Find the word "inches" in the listing; pull out each line holding it.

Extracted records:
++++++++++
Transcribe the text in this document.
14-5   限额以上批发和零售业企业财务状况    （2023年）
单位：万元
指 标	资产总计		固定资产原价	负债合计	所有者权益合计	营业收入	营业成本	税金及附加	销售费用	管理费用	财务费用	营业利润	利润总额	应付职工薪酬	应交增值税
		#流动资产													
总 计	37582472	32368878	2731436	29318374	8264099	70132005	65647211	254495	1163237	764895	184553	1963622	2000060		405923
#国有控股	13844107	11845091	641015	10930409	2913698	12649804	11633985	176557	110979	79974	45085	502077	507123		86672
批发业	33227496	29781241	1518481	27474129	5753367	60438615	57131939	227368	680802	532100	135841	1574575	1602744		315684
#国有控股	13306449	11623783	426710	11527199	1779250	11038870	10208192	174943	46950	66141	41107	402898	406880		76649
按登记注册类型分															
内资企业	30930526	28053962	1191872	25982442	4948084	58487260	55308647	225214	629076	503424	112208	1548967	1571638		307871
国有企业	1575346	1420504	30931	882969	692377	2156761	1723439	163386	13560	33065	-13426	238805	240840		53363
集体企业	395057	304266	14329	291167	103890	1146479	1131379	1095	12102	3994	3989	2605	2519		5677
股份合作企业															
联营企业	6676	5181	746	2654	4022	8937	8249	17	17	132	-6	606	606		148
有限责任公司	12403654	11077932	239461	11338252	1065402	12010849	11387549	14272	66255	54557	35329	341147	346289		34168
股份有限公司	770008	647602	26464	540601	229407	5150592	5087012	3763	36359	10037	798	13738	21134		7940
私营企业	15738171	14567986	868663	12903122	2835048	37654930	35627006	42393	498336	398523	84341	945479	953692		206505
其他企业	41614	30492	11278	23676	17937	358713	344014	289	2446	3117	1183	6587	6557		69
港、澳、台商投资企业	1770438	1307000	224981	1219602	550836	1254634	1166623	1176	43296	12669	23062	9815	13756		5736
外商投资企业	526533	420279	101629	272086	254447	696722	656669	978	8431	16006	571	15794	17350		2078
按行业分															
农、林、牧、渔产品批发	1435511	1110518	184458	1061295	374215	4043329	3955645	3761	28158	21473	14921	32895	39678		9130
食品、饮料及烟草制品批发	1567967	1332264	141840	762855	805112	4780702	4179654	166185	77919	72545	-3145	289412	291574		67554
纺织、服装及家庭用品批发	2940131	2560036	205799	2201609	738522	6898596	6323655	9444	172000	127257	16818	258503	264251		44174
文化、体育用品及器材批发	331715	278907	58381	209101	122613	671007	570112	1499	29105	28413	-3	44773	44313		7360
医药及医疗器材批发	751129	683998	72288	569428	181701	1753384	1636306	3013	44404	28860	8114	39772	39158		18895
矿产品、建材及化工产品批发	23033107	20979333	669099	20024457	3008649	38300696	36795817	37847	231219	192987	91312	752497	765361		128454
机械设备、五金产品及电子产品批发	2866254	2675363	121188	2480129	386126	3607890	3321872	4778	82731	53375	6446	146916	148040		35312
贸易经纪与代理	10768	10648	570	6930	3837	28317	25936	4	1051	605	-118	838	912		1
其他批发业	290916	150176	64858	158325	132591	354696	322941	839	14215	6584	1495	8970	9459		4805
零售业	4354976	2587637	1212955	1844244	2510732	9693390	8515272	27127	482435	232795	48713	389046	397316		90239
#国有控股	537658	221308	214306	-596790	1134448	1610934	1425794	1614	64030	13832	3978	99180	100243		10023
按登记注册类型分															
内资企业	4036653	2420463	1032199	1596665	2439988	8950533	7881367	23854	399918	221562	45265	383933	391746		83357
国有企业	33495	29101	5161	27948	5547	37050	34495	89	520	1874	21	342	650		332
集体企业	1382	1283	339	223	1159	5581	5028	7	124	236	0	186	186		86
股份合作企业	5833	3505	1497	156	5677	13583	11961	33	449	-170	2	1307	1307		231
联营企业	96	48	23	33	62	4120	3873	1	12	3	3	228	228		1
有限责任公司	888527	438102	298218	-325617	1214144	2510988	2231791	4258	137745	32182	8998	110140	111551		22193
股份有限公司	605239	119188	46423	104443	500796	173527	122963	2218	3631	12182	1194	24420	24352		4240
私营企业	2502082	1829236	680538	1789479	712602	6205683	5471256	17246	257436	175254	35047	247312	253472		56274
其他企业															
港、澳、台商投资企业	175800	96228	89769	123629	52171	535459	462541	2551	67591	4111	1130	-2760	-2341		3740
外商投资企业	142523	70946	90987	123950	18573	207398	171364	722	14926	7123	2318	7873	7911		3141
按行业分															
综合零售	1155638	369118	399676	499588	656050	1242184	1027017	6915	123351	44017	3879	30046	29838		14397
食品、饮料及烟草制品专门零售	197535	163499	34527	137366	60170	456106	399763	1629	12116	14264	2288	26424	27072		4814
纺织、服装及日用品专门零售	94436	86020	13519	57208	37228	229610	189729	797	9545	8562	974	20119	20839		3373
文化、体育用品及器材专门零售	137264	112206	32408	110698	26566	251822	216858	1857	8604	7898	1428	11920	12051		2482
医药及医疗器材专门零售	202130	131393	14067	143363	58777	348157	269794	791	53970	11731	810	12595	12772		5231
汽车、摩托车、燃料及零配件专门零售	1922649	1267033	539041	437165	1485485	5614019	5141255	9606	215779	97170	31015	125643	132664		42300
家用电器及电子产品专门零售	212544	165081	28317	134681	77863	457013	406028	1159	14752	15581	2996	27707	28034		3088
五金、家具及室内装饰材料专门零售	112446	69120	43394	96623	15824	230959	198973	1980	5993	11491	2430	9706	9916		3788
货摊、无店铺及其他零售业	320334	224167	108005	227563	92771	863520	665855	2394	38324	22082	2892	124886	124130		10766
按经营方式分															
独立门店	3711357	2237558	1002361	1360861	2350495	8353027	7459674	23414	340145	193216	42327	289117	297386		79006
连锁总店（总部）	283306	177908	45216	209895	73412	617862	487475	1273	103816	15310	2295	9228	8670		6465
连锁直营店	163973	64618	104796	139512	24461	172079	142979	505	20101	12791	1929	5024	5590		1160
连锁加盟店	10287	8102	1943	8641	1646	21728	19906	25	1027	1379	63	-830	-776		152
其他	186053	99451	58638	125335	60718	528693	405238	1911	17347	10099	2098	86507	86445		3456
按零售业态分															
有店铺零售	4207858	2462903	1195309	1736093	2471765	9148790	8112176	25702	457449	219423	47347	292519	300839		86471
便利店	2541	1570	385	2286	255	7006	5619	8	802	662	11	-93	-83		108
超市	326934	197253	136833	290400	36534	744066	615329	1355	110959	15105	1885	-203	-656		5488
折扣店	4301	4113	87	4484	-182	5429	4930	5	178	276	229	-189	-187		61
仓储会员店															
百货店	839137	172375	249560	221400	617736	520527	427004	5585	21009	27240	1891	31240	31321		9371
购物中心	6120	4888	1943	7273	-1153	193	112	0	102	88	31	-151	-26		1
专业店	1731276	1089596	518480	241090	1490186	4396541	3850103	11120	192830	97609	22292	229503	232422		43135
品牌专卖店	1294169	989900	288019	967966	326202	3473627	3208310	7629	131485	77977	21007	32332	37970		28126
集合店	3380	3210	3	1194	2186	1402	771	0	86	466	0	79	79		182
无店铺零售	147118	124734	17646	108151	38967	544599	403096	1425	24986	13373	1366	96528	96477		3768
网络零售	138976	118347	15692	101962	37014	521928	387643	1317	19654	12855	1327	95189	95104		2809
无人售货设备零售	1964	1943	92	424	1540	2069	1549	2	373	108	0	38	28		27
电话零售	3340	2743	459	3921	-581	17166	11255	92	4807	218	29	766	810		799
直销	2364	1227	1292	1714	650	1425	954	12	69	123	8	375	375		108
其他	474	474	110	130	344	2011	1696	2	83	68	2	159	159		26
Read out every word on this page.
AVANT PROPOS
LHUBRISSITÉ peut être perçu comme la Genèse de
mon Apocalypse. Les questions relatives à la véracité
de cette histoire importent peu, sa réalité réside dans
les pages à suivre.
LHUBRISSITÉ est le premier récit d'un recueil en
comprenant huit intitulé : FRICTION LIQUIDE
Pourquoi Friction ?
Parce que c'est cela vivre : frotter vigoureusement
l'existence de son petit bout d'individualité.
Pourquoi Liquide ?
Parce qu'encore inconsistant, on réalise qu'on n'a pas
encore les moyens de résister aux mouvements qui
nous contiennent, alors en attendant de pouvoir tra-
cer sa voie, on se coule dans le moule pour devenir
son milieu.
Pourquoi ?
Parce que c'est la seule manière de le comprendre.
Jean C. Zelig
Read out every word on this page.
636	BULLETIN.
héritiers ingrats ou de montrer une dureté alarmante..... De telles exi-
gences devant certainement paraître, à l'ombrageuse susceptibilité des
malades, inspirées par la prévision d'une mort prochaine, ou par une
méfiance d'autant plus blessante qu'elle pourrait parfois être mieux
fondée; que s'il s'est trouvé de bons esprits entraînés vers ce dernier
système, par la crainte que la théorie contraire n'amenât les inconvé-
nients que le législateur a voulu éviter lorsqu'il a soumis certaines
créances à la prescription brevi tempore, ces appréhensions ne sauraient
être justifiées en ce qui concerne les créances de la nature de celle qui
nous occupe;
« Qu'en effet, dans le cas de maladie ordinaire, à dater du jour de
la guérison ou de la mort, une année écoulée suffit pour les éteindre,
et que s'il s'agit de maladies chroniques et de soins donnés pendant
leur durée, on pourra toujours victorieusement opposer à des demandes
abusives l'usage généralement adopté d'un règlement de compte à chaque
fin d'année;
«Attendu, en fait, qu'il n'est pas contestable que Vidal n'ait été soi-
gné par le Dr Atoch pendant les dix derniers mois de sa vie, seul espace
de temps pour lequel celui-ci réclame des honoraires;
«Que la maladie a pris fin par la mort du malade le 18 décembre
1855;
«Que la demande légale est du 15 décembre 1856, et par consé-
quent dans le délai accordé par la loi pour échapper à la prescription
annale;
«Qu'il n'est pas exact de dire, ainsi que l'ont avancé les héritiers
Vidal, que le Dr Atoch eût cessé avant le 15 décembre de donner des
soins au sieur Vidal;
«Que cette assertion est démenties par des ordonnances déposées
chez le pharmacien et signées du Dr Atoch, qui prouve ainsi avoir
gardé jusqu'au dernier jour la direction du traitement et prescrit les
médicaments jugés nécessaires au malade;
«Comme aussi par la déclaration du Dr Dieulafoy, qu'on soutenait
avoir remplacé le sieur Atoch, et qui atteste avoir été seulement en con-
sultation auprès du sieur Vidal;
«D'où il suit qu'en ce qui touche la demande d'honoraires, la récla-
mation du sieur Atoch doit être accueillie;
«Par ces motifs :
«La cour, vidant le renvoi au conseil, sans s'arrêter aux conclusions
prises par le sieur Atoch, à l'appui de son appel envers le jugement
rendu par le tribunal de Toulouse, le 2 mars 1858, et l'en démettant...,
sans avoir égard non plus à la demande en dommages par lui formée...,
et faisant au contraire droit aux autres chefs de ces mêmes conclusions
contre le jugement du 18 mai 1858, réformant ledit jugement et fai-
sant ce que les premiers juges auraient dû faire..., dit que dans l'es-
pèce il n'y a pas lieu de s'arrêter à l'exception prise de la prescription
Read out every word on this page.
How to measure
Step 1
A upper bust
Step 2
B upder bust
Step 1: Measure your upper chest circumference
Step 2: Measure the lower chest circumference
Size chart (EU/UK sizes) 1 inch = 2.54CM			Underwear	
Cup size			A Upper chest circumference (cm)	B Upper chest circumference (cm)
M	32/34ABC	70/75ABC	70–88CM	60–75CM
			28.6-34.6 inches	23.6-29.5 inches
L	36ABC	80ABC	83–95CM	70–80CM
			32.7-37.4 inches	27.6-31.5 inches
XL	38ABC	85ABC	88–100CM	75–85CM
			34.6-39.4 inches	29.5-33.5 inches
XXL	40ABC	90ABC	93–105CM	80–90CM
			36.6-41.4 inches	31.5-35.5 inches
++++++++++
### Exercise response
			28.6-34.6 inches	23.6-29.5 inches
			32.7-37.4 inches	27.6-31.5 inches
			34.6-39.4 inches	29.5-33.5 inches
			36.6-41.4 inches	31.5-35.5 inches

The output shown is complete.